Search the data below for the string "把握诗歌意象". Extract every line that contains it.
-------- RECORDS FOR THE TASK --------
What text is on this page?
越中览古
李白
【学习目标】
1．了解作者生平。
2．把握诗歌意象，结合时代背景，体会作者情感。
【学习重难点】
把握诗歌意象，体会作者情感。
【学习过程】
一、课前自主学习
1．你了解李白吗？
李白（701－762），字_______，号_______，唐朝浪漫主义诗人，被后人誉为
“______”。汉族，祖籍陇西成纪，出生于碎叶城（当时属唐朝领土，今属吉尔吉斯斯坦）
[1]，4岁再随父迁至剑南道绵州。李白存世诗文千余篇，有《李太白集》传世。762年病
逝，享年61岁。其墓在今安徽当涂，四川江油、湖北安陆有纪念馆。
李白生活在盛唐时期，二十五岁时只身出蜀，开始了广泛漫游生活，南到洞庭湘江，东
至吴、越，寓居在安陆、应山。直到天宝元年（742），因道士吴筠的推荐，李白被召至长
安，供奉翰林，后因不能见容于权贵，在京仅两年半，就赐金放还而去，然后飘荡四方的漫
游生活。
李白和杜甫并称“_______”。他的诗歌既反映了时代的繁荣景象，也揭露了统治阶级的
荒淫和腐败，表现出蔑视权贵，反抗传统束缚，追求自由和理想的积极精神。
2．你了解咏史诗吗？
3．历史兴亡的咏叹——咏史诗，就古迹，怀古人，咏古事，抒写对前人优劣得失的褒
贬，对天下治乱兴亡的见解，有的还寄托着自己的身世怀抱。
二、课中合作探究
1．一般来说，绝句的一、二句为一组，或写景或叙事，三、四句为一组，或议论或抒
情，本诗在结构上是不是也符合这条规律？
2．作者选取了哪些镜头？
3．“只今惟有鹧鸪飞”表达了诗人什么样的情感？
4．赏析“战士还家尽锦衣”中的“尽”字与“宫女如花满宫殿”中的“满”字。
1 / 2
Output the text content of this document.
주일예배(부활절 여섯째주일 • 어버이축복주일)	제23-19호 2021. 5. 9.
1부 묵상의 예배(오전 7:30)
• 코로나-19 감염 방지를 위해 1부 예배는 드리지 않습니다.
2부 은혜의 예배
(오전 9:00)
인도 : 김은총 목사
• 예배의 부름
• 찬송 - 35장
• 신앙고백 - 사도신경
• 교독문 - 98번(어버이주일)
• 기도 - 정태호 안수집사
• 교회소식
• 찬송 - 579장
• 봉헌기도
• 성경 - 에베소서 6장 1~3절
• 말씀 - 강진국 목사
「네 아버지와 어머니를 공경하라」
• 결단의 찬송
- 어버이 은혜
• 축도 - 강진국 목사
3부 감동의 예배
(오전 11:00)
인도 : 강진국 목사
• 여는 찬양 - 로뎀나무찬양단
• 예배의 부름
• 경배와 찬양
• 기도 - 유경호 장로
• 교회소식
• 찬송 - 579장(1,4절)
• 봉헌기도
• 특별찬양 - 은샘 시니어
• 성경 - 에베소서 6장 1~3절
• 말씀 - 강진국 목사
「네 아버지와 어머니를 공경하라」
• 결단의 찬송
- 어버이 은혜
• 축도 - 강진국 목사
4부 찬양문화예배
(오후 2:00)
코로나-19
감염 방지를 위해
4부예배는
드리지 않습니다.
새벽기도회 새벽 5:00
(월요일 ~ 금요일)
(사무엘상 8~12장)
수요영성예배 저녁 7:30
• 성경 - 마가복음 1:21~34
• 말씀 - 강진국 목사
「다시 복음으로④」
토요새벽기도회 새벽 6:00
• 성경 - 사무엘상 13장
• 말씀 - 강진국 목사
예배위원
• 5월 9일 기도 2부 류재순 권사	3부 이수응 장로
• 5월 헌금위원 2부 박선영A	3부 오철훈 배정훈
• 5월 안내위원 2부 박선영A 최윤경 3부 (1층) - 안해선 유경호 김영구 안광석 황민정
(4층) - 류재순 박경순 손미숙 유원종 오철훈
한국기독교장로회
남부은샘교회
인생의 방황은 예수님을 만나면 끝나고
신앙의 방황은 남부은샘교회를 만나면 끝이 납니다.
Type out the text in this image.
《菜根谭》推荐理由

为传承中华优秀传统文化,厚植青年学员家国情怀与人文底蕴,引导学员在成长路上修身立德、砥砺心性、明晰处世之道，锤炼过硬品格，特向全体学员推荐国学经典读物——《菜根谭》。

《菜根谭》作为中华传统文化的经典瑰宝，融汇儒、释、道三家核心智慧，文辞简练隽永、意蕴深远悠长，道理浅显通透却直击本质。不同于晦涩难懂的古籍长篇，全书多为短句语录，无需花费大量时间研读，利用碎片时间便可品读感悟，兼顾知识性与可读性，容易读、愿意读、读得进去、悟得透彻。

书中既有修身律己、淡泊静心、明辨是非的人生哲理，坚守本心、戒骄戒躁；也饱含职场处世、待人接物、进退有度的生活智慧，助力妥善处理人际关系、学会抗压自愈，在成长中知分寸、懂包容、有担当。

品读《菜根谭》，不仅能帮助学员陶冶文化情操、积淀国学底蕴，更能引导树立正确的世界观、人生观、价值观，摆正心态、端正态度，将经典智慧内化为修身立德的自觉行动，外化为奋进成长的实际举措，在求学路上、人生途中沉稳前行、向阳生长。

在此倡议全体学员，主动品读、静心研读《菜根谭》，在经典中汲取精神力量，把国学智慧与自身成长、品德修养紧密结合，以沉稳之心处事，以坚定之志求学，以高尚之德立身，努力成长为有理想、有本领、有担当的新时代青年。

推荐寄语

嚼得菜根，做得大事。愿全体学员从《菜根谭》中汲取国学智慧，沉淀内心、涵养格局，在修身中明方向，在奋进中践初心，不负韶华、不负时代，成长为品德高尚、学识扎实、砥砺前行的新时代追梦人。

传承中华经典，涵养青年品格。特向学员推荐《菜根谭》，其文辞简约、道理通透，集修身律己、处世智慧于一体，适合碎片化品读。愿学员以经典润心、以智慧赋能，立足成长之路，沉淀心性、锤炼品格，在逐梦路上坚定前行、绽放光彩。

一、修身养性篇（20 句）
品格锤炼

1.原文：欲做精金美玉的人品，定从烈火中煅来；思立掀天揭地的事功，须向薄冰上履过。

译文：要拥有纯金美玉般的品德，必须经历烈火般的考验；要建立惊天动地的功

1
--------
SOLVED EXERCISE ::
2．把握诗歌意象，结合时代背景，体会作者情感。
把握诗歌意象，体会作者情感。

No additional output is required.